### Brief
Show each line from the listing that includes the word "month".

### Entries shown
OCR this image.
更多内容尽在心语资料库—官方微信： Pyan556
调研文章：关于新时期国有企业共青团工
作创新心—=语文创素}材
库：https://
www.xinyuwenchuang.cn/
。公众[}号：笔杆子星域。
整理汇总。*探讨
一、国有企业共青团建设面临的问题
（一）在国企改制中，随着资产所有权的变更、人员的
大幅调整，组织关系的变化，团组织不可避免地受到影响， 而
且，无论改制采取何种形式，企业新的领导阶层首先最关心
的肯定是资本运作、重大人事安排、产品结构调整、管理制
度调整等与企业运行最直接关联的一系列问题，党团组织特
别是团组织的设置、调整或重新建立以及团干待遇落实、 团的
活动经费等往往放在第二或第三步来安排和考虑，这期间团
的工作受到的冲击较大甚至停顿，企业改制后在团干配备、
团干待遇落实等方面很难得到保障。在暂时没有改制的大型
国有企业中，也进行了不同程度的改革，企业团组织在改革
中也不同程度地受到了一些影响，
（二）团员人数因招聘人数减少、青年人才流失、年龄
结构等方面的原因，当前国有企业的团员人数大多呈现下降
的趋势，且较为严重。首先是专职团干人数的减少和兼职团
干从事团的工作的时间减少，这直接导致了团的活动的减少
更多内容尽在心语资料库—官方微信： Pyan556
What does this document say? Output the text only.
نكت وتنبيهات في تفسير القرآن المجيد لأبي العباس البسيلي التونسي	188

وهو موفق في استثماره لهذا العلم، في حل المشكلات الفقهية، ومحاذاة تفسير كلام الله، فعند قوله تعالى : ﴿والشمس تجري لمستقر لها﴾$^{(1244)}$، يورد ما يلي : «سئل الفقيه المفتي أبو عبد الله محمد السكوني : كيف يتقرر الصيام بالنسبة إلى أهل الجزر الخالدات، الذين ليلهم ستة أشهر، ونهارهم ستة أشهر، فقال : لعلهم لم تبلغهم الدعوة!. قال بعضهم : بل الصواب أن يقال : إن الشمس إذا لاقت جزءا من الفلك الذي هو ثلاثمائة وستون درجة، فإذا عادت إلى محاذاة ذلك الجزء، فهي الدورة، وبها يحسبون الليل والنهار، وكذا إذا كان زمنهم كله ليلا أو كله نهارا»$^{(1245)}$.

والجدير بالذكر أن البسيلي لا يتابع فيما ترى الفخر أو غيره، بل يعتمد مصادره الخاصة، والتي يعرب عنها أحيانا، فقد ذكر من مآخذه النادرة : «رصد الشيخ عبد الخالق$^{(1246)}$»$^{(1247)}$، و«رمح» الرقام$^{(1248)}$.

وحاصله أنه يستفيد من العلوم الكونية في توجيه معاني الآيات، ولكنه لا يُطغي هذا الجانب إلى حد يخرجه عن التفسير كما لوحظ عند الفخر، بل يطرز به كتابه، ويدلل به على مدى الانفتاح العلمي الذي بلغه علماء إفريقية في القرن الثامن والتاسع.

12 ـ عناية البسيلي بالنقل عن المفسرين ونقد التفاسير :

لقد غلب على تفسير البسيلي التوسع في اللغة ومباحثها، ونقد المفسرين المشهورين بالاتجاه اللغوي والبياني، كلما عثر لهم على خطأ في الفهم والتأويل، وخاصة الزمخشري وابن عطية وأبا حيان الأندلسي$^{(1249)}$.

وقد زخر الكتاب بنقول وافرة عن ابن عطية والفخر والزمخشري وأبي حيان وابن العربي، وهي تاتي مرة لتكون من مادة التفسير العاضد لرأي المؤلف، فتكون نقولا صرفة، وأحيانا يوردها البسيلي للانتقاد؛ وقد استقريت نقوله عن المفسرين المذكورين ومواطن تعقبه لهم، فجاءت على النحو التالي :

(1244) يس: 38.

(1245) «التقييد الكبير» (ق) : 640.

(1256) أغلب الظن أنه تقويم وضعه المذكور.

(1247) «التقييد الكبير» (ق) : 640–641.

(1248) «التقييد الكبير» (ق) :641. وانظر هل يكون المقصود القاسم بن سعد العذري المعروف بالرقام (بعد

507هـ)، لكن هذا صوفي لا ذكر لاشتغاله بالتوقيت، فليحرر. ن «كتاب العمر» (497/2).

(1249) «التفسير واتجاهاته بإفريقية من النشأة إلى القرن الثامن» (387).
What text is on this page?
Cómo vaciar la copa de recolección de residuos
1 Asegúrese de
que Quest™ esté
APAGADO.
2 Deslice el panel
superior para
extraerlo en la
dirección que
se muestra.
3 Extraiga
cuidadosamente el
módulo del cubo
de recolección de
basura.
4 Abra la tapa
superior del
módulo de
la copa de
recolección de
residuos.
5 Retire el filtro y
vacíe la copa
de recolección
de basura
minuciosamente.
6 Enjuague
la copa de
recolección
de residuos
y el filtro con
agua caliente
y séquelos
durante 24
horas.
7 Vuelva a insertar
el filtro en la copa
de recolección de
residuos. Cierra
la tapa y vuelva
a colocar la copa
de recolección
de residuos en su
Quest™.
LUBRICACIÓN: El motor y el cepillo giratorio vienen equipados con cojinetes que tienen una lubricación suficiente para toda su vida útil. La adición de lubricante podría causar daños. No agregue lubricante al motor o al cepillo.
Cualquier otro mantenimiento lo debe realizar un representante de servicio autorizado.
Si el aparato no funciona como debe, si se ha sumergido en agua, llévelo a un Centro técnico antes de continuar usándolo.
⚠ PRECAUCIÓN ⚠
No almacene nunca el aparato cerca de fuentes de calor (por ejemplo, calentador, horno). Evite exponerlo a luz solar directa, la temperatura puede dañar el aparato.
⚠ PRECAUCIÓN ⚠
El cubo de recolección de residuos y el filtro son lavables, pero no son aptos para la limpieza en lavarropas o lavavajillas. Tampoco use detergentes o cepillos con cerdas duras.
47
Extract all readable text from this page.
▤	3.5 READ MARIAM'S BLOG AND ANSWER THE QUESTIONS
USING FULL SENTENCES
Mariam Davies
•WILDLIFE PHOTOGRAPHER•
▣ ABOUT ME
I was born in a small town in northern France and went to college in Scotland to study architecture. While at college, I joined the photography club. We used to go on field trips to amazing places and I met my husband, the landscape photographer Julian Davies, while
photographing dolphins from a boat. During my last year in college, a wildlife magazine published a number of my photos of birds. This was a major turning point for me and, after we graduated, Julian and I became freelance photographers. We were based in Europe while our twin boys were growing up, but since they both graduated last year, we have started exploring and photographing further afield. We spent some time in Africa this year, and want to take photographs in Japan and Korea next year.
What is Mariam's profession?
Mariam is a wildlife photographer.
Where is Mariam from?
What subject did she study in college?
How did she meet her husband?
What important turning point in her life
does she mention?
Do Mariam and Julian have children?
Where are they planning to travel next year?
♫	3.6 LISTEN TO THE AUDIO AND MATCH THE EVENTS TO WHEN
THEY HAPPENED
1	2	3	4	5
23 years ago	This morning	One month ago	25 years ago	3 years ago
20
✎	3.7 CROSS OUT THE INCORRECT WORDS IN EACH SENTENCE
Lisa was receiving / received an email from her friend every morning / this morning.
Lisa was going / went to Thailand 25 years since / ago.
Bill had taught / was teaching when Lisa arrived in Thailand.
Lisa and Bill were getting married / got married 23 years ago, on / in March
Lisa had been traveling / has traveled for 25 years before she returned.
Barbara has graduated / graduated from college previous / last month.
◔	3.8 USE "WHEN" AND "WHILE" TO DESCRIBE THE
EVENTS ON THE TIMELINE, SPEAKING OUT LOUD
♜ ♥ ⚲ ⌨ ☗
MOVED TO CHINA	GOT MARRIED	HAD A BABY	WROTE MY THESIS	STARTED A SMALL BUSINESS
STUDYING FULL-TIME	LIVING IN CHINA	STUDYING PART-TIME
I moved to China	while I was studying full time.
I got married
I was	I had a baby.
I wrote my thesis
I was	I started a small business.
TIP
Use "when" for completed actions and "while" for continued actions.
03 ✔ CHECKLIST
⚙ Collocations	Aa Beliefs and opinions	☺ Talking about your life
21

### Expected answer
23 years ago	This morning	One month ago	25 years ago	3 years ago
Barbara has graduated / graduated from college previous / last month.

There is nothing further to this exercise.